- GOAL
Collect every line in the data below that contains the string "folder", matching case exactly.

################

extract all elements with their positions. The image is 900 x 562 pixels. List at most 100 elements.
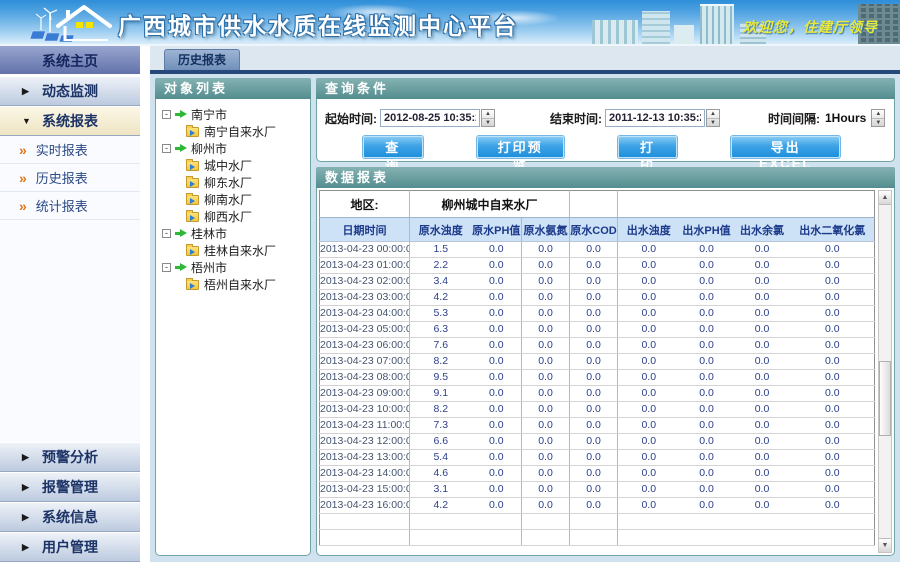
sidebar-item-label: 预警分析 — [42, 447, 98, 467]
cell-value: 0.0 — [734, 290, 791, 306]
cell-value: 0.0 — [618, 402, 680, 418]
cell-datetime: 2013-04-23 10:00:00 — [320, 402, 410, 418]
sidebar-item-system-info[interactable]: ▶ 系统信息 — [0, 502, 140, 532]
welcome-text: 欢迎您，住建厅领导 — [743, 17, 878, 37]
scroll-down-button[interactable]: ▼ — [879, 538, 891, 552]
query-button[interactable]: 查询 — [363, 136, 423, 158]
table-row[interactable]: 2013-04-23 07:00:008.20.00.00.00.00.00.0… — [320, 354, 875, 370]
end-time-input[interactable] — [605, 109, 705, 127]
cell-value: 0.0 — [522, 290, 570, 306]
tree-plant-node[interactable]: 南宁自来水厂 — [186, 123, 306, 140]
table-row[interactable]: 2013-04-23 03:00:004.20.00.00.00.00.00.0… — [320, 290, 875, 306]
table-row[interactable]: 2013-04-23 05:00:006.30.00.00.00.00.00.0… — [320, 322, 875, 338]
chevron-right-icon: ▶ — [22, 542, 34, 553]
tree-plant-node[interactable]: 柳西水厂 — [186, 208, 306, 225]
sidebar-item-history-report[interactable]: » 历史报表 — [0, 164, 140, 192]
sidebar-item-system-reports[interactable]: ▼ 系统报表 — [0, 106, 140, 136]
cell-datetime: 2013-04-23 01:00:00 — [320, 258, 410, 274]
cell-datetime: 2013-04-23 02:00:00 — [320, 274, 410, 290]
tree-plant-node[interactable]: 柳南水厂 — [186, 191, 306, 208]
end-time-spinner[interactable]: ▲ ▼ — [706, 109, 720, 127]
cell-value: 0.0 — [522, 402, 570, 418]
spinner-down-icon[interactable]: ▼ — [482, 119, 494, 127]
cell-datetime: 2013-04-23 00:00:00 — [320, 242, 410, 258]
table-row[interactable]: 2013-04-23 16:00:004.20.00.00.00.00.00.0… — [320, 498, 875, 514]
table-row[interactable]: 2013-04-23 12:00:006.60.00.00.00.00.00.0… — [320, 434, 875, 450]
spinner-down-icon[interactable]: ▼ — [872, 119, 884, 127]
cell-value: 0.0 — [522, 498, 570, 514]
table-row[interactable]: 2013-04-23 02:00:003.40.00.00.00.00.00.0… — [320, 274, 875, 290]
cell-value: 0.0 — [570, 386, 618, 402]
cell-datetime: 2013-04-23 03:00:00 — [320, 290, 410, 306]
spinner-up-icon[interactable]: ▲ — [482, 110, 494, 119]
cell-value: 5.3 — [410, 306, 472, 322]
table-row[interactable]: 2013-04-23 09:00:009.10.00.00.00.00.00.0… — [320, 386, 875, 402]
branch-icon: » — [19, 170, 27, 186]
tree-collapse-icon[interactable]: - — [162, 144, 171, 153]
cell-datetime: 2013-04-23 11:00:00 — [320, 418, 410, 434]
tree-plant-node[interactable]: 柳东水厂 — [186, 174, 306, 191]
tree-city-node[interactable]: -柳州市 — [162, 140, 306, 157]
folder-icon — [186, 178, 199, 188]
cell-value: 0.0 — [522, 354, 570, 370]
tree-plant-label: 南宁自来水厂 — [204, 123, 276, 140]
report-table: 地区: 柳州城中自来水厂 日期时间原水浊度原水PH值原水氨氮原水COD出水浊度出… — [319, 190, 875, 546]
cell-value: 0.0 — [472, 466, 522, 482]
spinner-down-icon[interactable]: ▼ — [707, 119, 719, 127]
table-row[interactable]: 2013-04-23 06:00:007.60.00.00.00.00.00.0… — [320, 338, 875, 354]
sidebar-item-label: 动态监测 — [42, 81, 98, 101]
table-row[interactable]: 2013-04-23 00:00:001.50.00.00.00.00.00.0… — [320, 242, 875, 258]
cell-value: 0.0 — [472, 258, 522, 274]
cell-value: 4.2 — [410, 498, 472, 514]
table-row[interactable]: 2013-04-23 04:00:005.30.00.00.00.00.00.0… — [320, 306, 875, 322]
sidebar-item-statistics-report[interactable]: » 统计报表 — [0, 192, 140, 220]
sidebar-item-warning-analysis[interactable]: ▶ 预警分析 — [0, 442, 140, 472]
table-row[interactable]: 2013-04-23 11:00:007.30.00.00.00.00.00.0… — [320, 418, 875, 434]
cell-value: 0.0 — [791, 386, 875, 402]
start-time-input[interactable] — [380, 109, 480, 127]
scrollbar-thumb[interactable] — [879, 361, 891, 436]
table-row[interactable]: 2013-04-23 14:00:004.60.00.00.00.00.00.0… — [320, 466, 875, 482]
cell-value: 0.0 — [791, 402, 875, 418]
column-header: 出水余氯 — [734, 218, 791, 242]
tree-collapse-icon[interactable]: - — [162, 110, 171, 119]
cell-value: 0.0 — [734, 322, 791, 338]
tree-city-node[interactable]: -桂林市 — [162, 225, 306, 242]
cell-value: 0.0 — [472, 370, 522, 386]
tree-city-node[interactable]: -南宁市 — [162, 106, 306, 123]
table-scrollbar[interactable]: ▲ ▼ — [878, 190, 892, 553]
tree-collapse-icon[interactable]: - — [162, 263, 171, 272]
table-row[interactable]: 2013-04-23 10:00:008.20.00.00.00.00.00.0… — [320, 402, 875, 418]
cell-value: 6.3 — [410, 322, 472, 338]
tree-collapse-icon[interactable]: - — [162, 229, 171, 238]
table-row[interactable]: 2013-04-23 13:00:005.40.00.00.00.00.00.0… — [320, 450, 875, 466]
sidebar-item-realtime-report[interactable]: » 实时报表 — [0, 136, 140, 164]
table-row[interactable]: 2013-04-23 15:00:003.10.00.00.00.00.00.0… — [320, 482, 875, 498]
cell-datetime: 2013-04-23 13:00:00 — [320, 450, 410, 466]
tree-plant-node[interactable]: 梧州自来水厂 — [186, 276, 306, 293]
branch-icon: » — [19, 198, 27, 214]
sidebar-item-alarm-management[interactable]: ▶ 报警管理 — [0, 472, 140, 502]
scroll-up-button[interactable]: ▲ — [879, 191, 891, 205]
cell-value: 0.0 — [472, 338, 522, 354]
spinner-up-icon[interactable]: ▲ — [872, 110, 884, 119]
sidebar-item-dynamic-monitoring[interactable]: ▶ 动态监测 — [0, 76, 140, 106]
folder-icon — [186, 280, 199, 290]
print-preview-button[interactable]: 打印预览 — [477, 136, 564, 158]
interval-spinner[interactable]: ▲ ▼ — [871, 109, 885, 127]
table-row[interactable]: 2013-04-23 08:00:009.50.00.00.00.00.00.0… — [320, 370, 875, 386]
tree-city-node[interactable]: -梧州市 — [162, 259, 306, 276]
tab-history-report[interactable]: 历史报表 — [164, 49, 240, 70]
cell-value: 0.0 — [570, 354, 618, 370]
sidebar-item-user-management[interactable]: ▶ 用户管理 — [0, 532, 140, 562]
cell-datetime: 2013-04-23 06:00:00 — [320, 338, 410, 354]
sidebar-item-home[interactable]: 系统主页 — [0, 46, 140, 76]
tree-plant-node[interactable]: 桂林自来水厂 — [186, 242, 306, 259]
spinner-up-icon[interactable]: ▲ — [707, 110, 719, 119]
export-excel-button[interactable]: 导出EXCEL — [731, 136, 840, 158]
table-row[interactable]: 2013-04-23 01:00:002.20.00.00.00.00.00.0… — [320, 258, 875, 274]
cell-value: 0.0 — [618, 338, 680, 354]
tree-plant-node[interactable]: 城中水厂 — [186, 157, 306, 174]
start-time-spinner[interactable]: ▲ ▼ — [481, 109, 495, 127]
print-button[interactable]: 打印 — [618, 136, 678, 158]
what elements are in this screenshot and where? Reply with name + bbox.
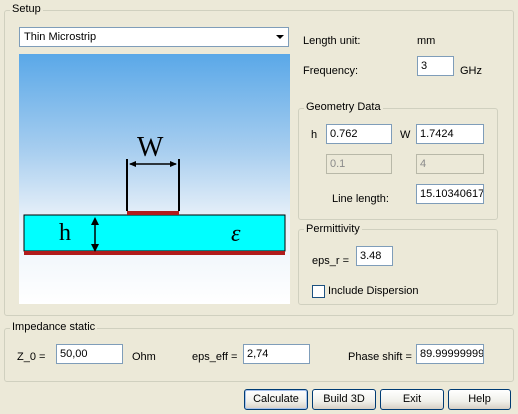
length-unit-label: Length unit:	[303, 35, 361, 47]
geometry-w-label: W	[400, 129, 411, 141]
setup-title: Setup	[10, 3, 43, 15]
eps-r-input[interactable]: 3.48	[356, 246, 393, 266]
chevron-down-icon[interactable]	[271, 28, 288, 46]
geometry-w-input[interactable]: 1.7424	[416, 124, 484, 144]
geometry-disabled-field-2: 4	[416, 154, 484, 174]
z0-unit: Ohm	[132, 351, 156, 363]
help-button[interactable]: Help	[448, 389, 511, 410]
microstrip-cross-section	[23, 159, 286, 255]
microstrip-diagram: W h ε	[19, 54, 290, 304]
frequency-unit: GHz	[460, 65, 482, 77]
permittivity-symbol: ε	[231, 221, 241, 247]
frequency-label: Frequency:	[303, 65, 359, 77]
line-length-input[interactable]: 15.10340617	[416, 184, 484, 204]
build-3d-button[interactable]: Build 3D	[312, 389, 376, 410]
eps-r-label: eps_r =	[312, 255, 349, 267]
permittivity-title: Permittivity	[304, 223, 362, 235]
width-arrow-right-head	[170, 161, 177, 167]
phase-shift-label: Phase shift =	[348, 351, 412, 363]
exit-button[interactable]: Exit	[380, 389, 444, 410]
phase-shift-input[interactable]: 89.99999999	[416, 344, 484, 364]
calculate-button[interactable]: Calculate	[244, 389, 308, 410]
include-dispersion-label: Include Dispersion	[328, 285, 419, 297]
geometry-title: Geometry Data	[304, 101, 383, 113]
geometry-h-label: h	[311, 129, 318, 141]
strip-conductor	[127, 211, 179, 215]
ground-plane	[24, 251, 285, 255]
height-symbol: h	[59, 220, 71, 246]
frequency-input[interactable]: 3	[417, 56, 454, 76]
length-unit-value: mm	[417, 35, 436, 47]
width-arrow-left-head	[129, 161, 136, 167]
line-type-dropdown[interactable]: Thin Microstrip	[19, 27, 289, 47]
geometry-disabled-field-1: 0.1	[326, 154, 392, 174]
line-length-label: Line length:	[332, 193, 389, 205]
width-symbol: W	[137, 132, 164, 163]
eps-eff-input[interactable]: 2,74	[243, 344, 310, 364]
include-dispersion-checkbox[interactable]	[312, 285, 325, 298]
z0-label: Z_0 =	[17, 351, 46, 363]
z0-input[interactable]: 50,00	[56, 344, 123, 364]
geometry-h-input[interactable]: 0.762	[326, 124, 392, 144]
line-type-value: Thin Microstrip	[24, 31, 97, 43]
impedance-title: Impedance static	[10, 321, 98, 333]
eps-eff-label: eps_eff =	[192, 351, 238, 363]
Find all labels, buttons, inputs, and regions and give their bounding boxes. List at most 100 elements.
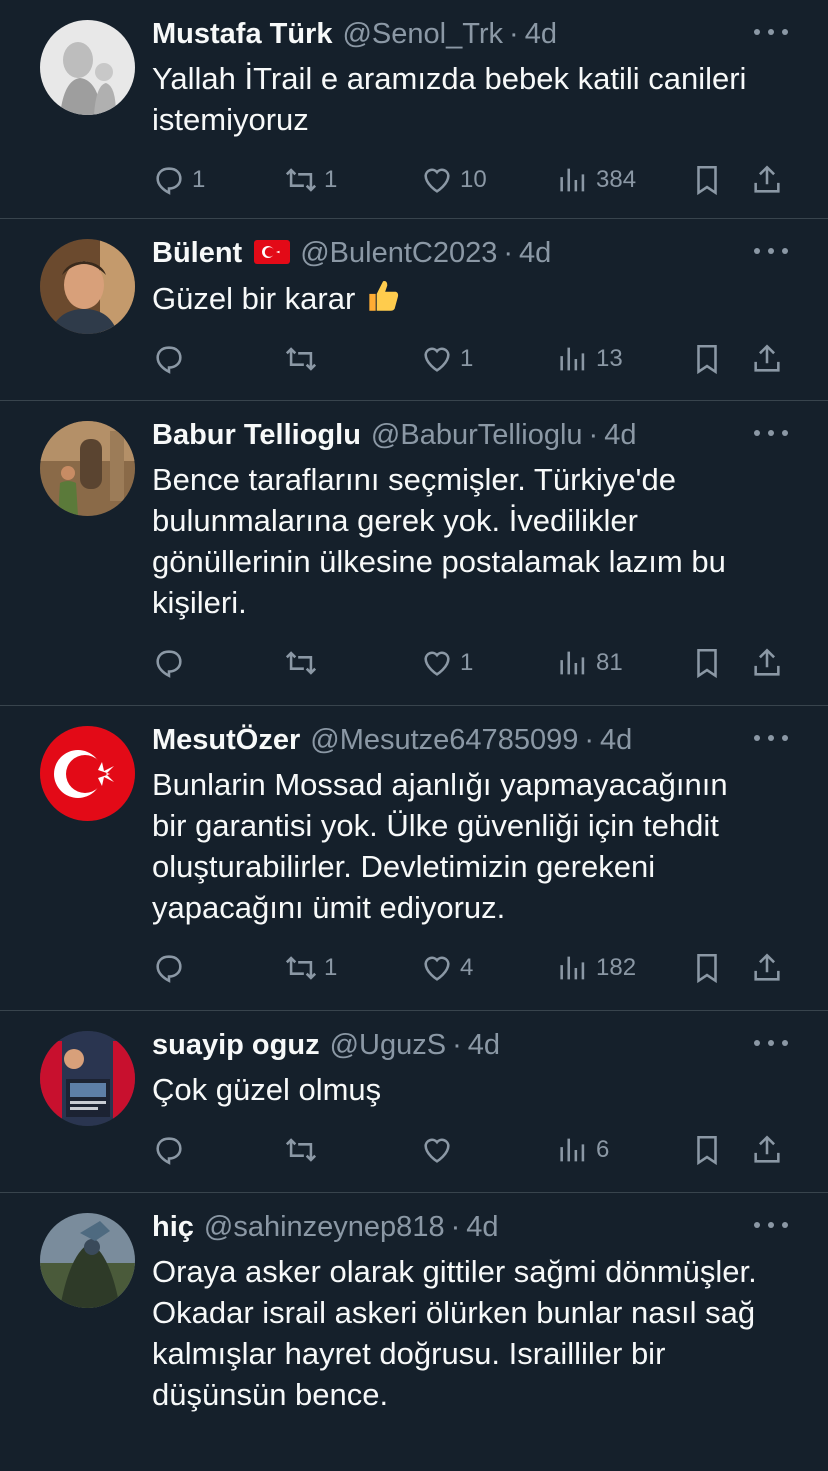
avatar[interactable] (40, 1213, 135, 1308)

################

- ANSWER IN FULL
folder-icon — [186, 178, 199, 188]
folder-icon — [186, 280, 199, 290]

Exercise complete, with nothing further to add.